• _Exercise_
Copy all of the data below exactly as it appears, line for line, and leave the pictures out of your answer.

[Layout annotation records]
-------------------------

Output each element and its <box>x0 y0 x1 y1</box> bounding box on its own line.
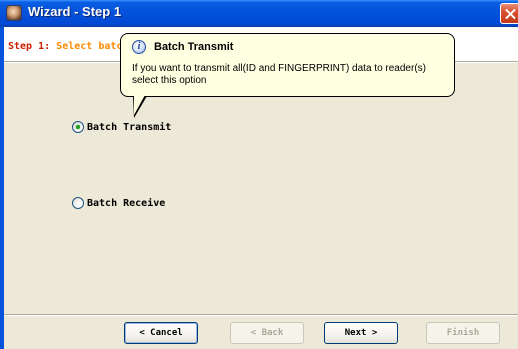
tooltip-body: If you want to transmit all(ID and FINGE… <box>132 63 426 86</box>
radio-selected-icon[interactable] <box>72 121 84 133</box>
finish-button: Finish <box>426 322 500 344</box>
cancel-button[interactable]: < Cancel <box>124 322 198 344</box>
batch-transmit-label[interactable]: Batch Transmit <box>87 122 171 133</box>
batch-receive-radio[interactable]: Batch Receive <box>72 197 165 209</box>
footer-divider <box>4 314 518 316</box>
batch-transmit-radio[interactable]: Batch Transmit <box>72 121 171 133</box>
window-left-border <box>0 27 4 349</box>
tooltip-tail-fill <box>134 95 145 115</box>
back-button: < Back <box>230 322 304 344</box>
title-bar[interactable]: Wizard - Step 1 <box>0 0 518 27</box>
radio-unselected-icon[interactable] <box>72 197 84 209</box>
step-prefix: Step 1 <box>8 41 45 52</box>
info-icon: i <box>132 40 146 54</box>
wizard-window: Wizard - Step 1 Step 1: Select batc Batc… <box>0 0 518 349</box>
step-description: Select batc <box>56 41 123 52</box>
close-button[interactable] <box>500 3 518 24</box>
window-title: Wizard - Step 1 <box>28 4 122 19</box>
batch-receive-label[interactable]: Batch Receive <box>87 198 165 209</box>
next-button[interactable]: Next > <box>324 322 398 344</box>
step-separator: : <box>44 41 57 52</box>
step-label: Step 1: Select batc <box>8 41 122 52</box>
user-face-icon <box>6 5 22 21</box>
tooltip-title: Batch Transmit <box>154 41 234 53</box>
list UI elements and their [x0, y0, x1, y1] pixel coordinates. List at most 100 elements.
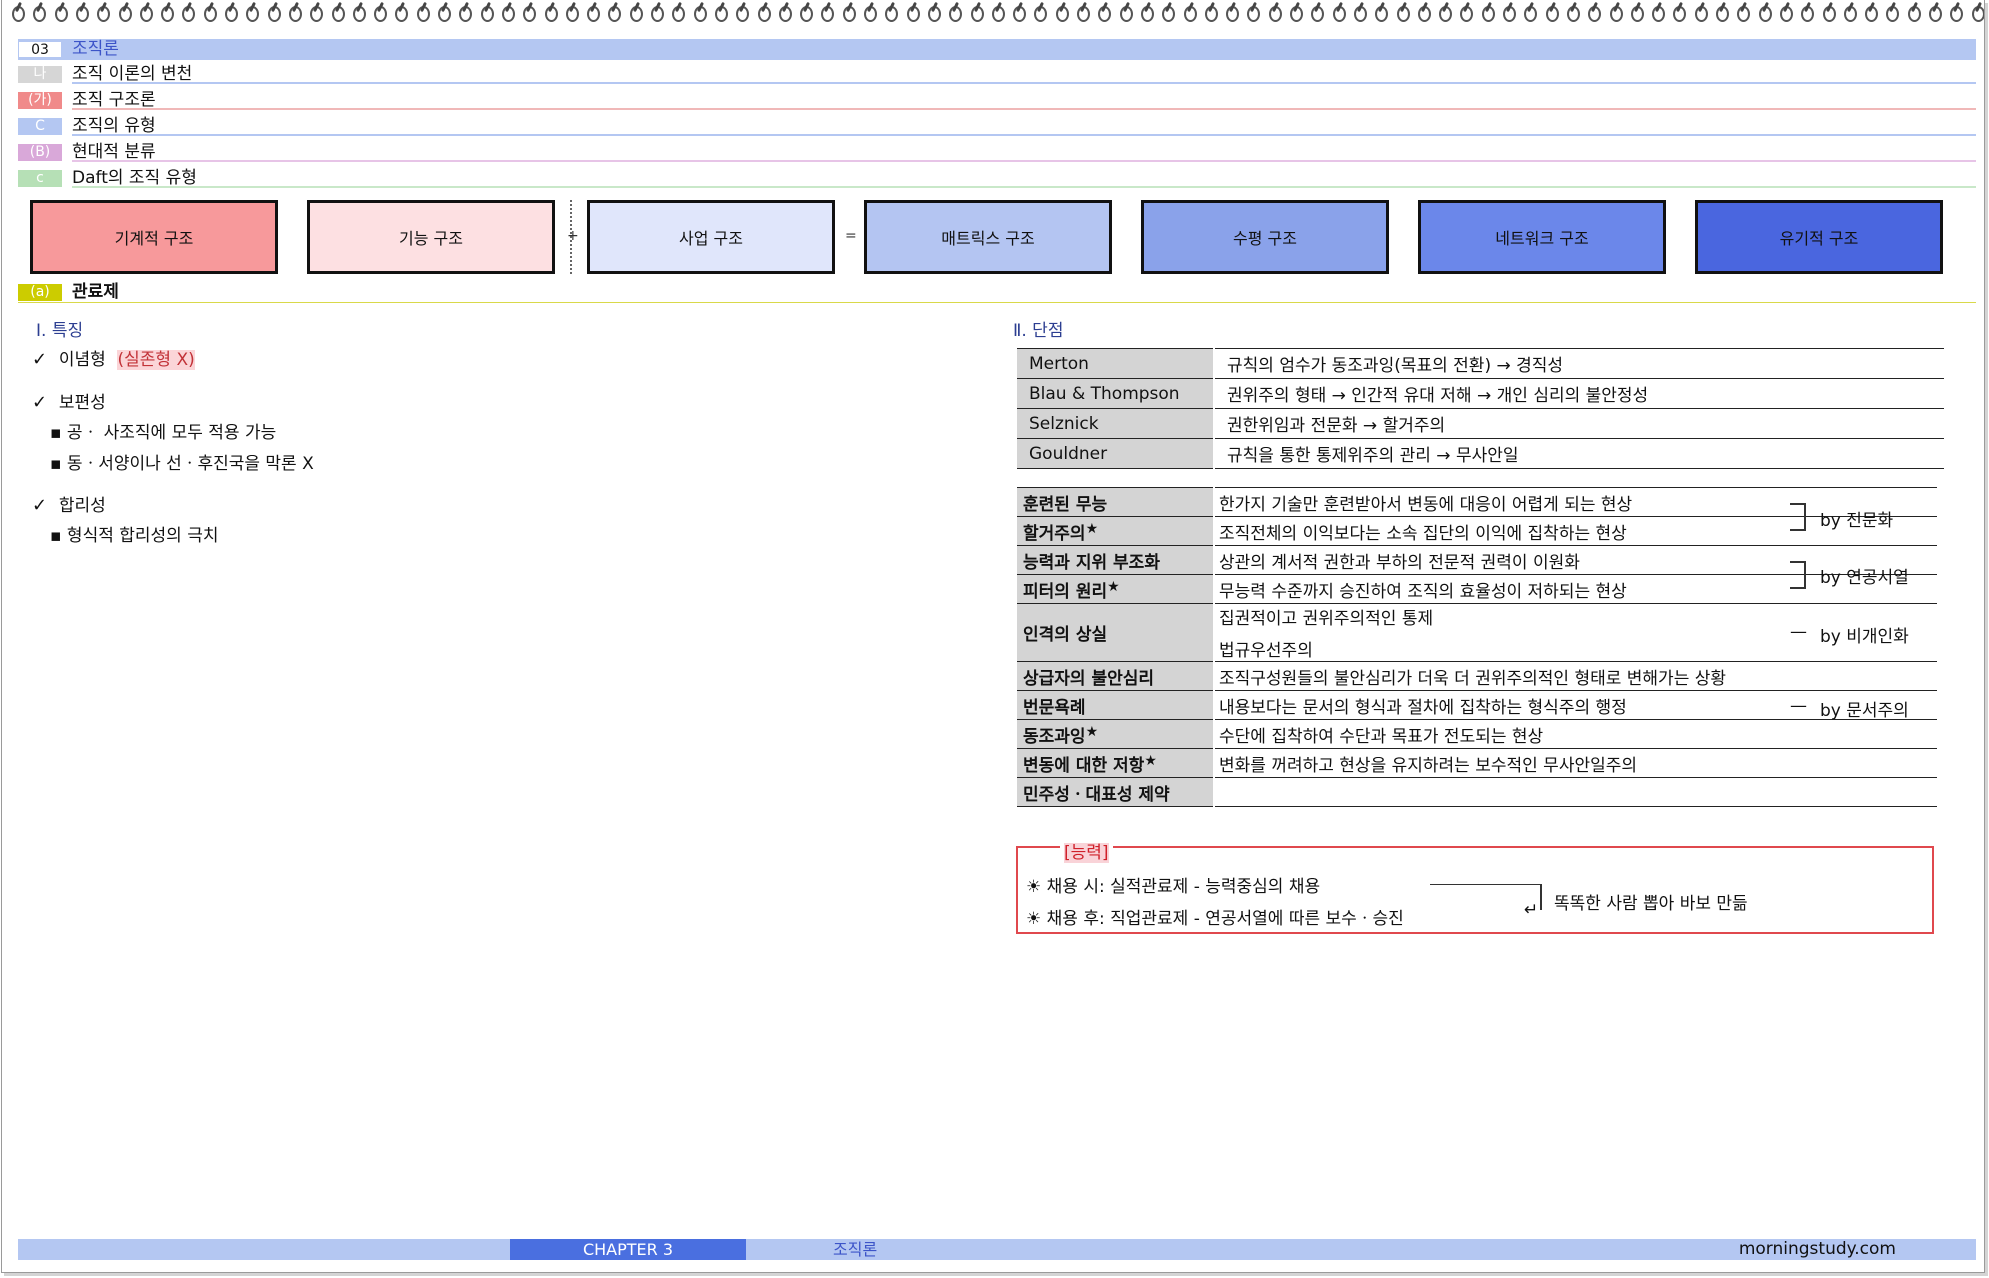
connector-line	[1540, 884, 1542, 910]
by-label-expertise: by 전문화	[1820, 511, 1894, 531]
binding-ring	[479, 2, 494, 22]
binding-ring	[287, 2, 302, 22]
plus-sign: +	[567, 228, 579, 244]
binding-ring	[1054, 2, 1069, 22]
binding-ring	[266, 2, 281, 22]
equals-sign: =	[845, 228, 857, 244]
scholar-name: Selznick	[1017, 408, 1215, 439]
binding-ring	[1821, 2, 1836, 22]
binding-ring	[1884, 2, 1900, 22]
check-icon: ✓	[32, 495, 48, 516]
by-label-impersonal: by 비개인화	[1820, 627, 1909, 647]
scholar-name: Merton	[1017, 348, 1215, 379]
pathology-desc: 조직구성원들의 불안심리가 더욱 더 권위주의적인 형태로 변해가는 상황	[1214, 661, 1937, 691]
bullet-item: ▪ 공ㆍ 사조직에 모두 적용 가능	[50, 423, 277, 443]
pathology-name: 번문욕례	[1017, 690, 1215, 720]
binding-ring	[1970, 2, 1984, 22]
heading-level-3: C 조직의 유형	[18, 116, 1976, 137]
binding-ring	[947, 2, 963, 22]
table-row: Merton 규칙의 엄수가 동조과잉(목표의 전환) → 경직성	[1017, 348, 1944, 379]
binding-ring	[1245, 2, 1261, 22]
scholars-table: Merton 규칙의 엄수가 동조과잉(목표의 전환) → 경직성 Blau & …	[1017, 348, 1944, 469]
heading-underline	[72, 186, 1976, 188]
pathology-name: 훈련된 무능	[1017, 487, 1215, 517]
binding-ring	[1714, 2, 1729, 22]
binding-ring	[1437, 2, 1453, 22]
binding-ring	[926, 2, 941, 22]
binding-ring	[393, 2, 409, 22]
heading-badge: (a)	[18, 284, 62, 301]
binding-ring	[1757, 2, 1772, 22]
binding-ring	[1927, 2, 1942, 22]
structure-box-horizontal: 수평 구조	[1141, 200, 1389, 274]
structure-box-organic: 유기적 구조	[1695, 200, 1943, 274]
binding-ring	[777, 2, 792, 22]
table-row: 변동에 대한 저항★ 변화를 꺼려하고 현상을 유지하려는 보수적인 무사안일주의	[1017, 748, 1937, 778]
binding-ring	[1863, 2, 1879, 22]
binding-ring	[10, 2, 25, 22]
structure-label: 기능 구조	[399, 229, 463, 248]
binding-ring	[351, 2, 366, 22]
binding-ring	[372, 2, 388, 22]
pathology-desc: 수단에 집착하여 수단과 목표가 전도되는 현상	[1214, 719, 1937, 749]
structure-box-network: 네트워크 구조	[1418, 200, 1666, 274]
binding-ring	[1118, 2, 1133, 22]
binding-ring	[95, 2, 111, 22]
ability-legend: [능력]	[1060, 838, 1113, 863]
pathology-name: 민주성ㆍ대표성 제약	[1017, 777, 1215, 807]
binding-ring	[1416, 2, 1431, 22]
table-row: Gouldner 규칙을 통한 통제위주의 관리 → 무사안일	[1017, 438, 1944, 469]
bracket-seniority	[1790, 561, 1806, 589]
binding-ring	[628, 2, 643, 22]
check-item-ideal-type: ✓ 이념형 (실존형 X)	[32, 345, 195, 370]
binding-ring	[649, 2, 664, 22]
heading-underline	[72, 108, 1976, 110]
binding-ring	[543, 2, 558, 22]
bullet-item: ▪ 형식적 합리성의 극치	[50, 526, 219, 546]
check-item-universality: ✓ 보편성	[32, 388, 106, 413]
binding-ring	[415, 2, 430, 22]
binding-ring	[905, 2, 920, 22]
binding-ring	[244, 2, 260, 22]
heading-level-2: (가) 조직 구조론	[18, 90, 1976, 111]
binding-ring	[585, 2, 601, 22]
table-row: 동조과잉★ 수단에 집착하여 수단과 목표가 전도되는 현상	[1017, 719, 1937, 749]
scholar-critique: 규칙을 통한 통제위주의 관리 → 무사안일	[1214, 438, 1944, 469]
binding-ring	[1352, 2, 1367, 22]
binding-ring	[1458, 2, 1474, 22]
check-icon: ✓	[32, 392, 48, 413]
structure-box-divisional: 사업 구조	[587, 200, 835, 274]
by-label-seniority: by 연공서열	[1820, 568, 1909, 588]
footer-bar: CHAPTER 3 조직론 morningstudy.com	[18, 1239, 1976, 1260]
structure-label: 유기적 구조	[1779, 229, 1859, 248]
footer-chapter: CHAPTER 3	[510, 1239, 746, 1260]
binding-ring	[692, 2, 707, 22]
pathology-desc: 변화를 꺼려하고 현상을 유지하려는 보수적인 무사안일주의	[1214, 748, 1937, 778]
binding-ring	[1160, 2, 1176, 22]
binding-ring	[1203, 2, 1218, 22]
check-icon: ✓	[32, 349, 48, 370]
binding-ring	[1735, 2, 1751, 22]
binding-ring	[1331, 2, 1346, 22]
binding-ring	[1267, 2, 1282, 22]
binding-ring	[1693, 2, 1708, 22]
binding-ring	[756, 2, 771, 22]
binding-ring	[1096, 2, 1112, 22]
pathology-name: 피터의 원리★	[1017, 574, 1215, 604]
star-icon: ★	[1144, 752, 1157, 769]
chapter-title: 조직론	[72, 39, 119, 59]
heading-underline	[72, 160, 1976, 162]
binding-ring	[1309, 2, 1325, 22]
binding-ring	[308, 2, 324, 22]
scholar-name: Blau & Thompson	[1017, 378, 1215, 409]
binding-ring	[1075, 2, 1090, 22]
pathology-name: 할거주의★	[1017, 516, 1215, 546]
binding-ring	[1544, 2, 1559, 22]
dash-mark: —	[1790, 622, 1807, 642]
binding-ring	[1608, 2, 1623, 22]
binding-ring	[1032, 2, 1048, 22]
binding-ring	[74, 2, 89, 22]
dash-mark: —	[1790, 696, 1807, 716]
binding-ring	[1480, 2, 1495, 22]
binding-ring	[1395, 2, 1410, 22]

-------------------------

• _Response_
Output each element and its <box>x0 y0 x1 y1</box> bounding box on its own line.
tooltip-body: If you want to transmit all(ID and FINGE… <box>132 63 426 86</box>
radio-selected-icon[interactable] <box>72 121 84 133</box>
finish-button: Finish <box>426 322 500 344</box>
cancel-button[interactable]: < Cancel <box>124 322 198 344</box>
batch-transmit-label[interactable]: Batch Transmit <box>87 122 171 133</box>
batch-receive-radio[interactable]: Batch Receive <box>72 197 165 209</box>
footer-divider <box>4 314 518 316</box>
batch-transmit-radio[interactable]: Batch Transmit <box>72 121 171 133</box>
window-left-border <box>0 27 4 349</box>
tooltip-tail-fill <box>134 95 145 115</box>
back-button: < Back <box>230 322 304 344</box>
title-bar[interactable]: Wizard - Step 1 <box>0 0 518 27</box>
radio-unselected-icon[interactable] <box>72 197 84 209</box>
step-prefix: Step 1 <box>8 41 45 52</box>
info-icon: i <box>132 40 146 54</box>
wizard-window: Wizard - Step 1 Step 1: Select batc Batc… <box>0 0 518 349</box>
step-description: Select batc <box>56 41 123 52</box>
close-button[interactable] <box>500 3 518 24</box>
window-title: Wizard - Step 1 <box>28 4 122 19</box>
batch-receive-label[interactable]: Batch Receive <box>87 198 165 209</box>
next-button[interactable]: Next > <box>324 322 398 344</box>
step-separator: : <box>44 41 57 52</box>
step-label: Step 1: Select batc <box>8 41 122 52</box>
user-face-icon <box>6 5 22 21</box>
tooltip-title: Batch Transmit <box>154 41 234 53</box>
list UI elements and their [x0, y0, x1, y1] pixel coordinates. List at most 100 elements.
connector-line	[1540, 884, 1542, 910]
by-label-expertise: by 전문화	[1820, 511, 1894, 531]
binding-ring	[479, 2, 494, 22]
binding-ring	[287, 2, 302, 22]
plus-sign: +	[567, 228, 579, 244]
binding-ring	[1054, 2, 1069, 22]
binding-ring	[266, 2, 281, 22]
equals-sign: =	[845, 228, 857, 244]
scholar-name: Selznick	[1017, 408, 1215, 439]
binding-ring	[1821, 2, 1836, 22]
binding-ring	[1884, 2, 1900, 22]
check-icon: ✓	[32, 495, 48, 516]
by-label-impersonal: by 비개인화	[1820, 627, 1909, 647]
scholar-name: Merton	[1017, 348, 1215, 379]
pathology-desc: 조직구성원들의 불안심리가 더욱 더 권위주의적인 형태로 변해가는 상황	[1214, 661, 1937, 691]
bullet-item: ▪ 공ㆍ 사조직에 모두 적용 가능	[50, 423, 277, 443]
pathology-name: 번문욕례	[1017, 690, 1215, 720]
binding-ring	[1970, 2, 1984, 22]
heading-level-3: C 조직의 유형	[18, 116, 1976, 137]
binding-ring	[947, 2, 963, 22]
table-row: Merton 규칙의 엄수가 동조과잉(목표의 전환) → 경직성	[1017, 348, 1944, 379]
binding-ring	[1245, 2, 1261, 22]
scholars-table: Merton 규칙의 엄수가 동조과잉(목표의 전환) → 경직성 Blau & …	[1017, 348, 1944, 469]
heading-underline	[72, 186, 1976, 188]
pathology-name: 훈련된 무능	[1017, 487, 1215, 517]
binding-ring	[1714, 2, 1729, 22]
binding-ring	[1437, 2, 1453, 22]
binding-ring	[926, 2, 941, 22]
binding-ring	[393, 2, 409, 22]
heading-badge: (a)	[18, 284, 62, 301]
binding-ring	[1757, 2, 1772, 22]
binding-ring	[1927, 2, 1942, 22]
structure-box-horizontal: 수평 구조	[1141, 200, 1389, 274]
structure-box-organic: 유기적 구조	[1695, 200, 1943, 274]
binding-ring	[777, 2, 792, 22]
table-row: 변동에 대한 저항★ 변화를 꺼려하고 현상을 유지하려는 보수적인 무사안일주의	[1017, 748, 1937, 778]
binding-ring	[1863, 2, 1879, 22]
binding-ring	[10, 2, 25, 22]
structure-label: 기능 구조	[399, 229, 463, 248]
binding-ring	[351, 2, 366, 22]
binding-ring	[372, 2, 388, 22]
pathology-desc: 수단에 집착하여 수단과 목표가 전도되는 현상	[1214, 719, 1937, 749]
structure-box-network: 네트워크 구조	[1418, 200, 1666, 274]
binding-ring	[1118, 2, 1133, 22]
binding-ring	[95, 2, 111, 22]
ability-legend: [능력]	[1060, 838, 1113, 863]
pathology-name: 민주성ㆍ대표성 제약	[1017, 777, 1215, 807]
binding-ring	[1416, 2, 1431, 22]
table-row: Gouldner 규칙을 통한 통제위주의 관리 → 무사안일	[1017, 438, 1944, 469]
bracket-seniority	[1790, 561, 1806, 589]
binding-ring	[628, 2, 643, 22]
check-item-ideal-type: ✓ 이념형 (실존형 X)	[32, 345, 195, 370]
binding-ring	[649, 2, 664, 22]
heading-underline	[72, 108, 1976, 110]
binding-ring	[543, 2, 558, 22]
bullet-item: ▪ 형식적 합리성의 극치	[50, 526, 219, 546]
check-item-universality: ✓ 보편성	[32, 388, 106, 413]
binding-ring	[415, 2, 430, 22]
binding-ring	[905, 2, 920, 22]
binding-ring	[244, 2, 260, 22]
heading-level-2: (가) 조직 구조론	[18, 90, 1976, 111]
binding-ring	[585, 2, 601, 22]
table-row: 동조과잉★ 수단에 집착하여 수단과 목표가 전도되는 현상	[1017, 719, 1937, 749]
scholar-critique: 규칙을 통한 통제위주의 관리 → 무사안일	[1214, 438, 1944, 469]
binding-ring	[1352, 2, 1367, 22]
binding-ring	[1458, 2, 1474, 22]
check-icon: ✓	[32, 392, 48, 413]
structure-box-divisional: 사업 구조	[587, 200, 835, 274]
by-label-seniority: by 연공서열	[1820, 568, 1909, 588]
footer-bar: CHAPTER 3 조직론 morningstudy.com	[18, 1239, 1976, 1260]
structure-label: 유기적 구조	[1779, 229, 1859, 248]
footer-chapter: CHAPTER 3	[510, 1239, 746, 1260]
binding-ring	[692, 2, 707, 22]
pathology-desc: 변화를 꺼려하고 현상을 유지하려는 보수적인 무사안일주의	[1214, 748, 1937, 778]
binding-ring	[1160, 2, 1176, 22]
binding-ring	[1203, 2, 1218, 22]
check-icon: ✓	[32, 349, 48, 370]
binding-ring	[1735, 2, 1751, 22]
binding-ring	[1331, 2, 1346, 22]
binding-ring	[1267, 2, 1282, 22]
binding-ring	[1693, 2, 1708, 22]
binding-ring	[756, 2, 771, 22]
binding-ring	[1096, 2, 1112, 22]
pathology-name: 피터의 원리★	[1017, 574, 1215, 604]
star-icon: ★	[1144, 752, 1157, 769]
chapter-title: 조직론	[72, 39, 119, 59]
heading-underline	[72, 160, 1976, 162]
binding-ring	[1309, 2, 1325, 22]
binding-ring	[308, 2, 324, 22]
scholar-name: Blau & Thompson	[1017, 378, 1215, 409]
binding-ring	[1075, 2, 1090, 22]
pathology-name: 할거주의★	[1017, 516, 1215, 546]
binding-ring	[1544, 2, 1559, 22]
dash-mark: —	[1790, 622, 1807, 642]
binding-ring	[1608, 2, 1623, 22]
binding-ring	[1032, 2, 1048, 22]
binding-ring	[74, 2, 89, 22]
dash-mark: —	[1790, 696, 1807, 716]
binding-ring	[1480, 2, 1495, 22]
binding-ring	[1395, 2, 1410, 22]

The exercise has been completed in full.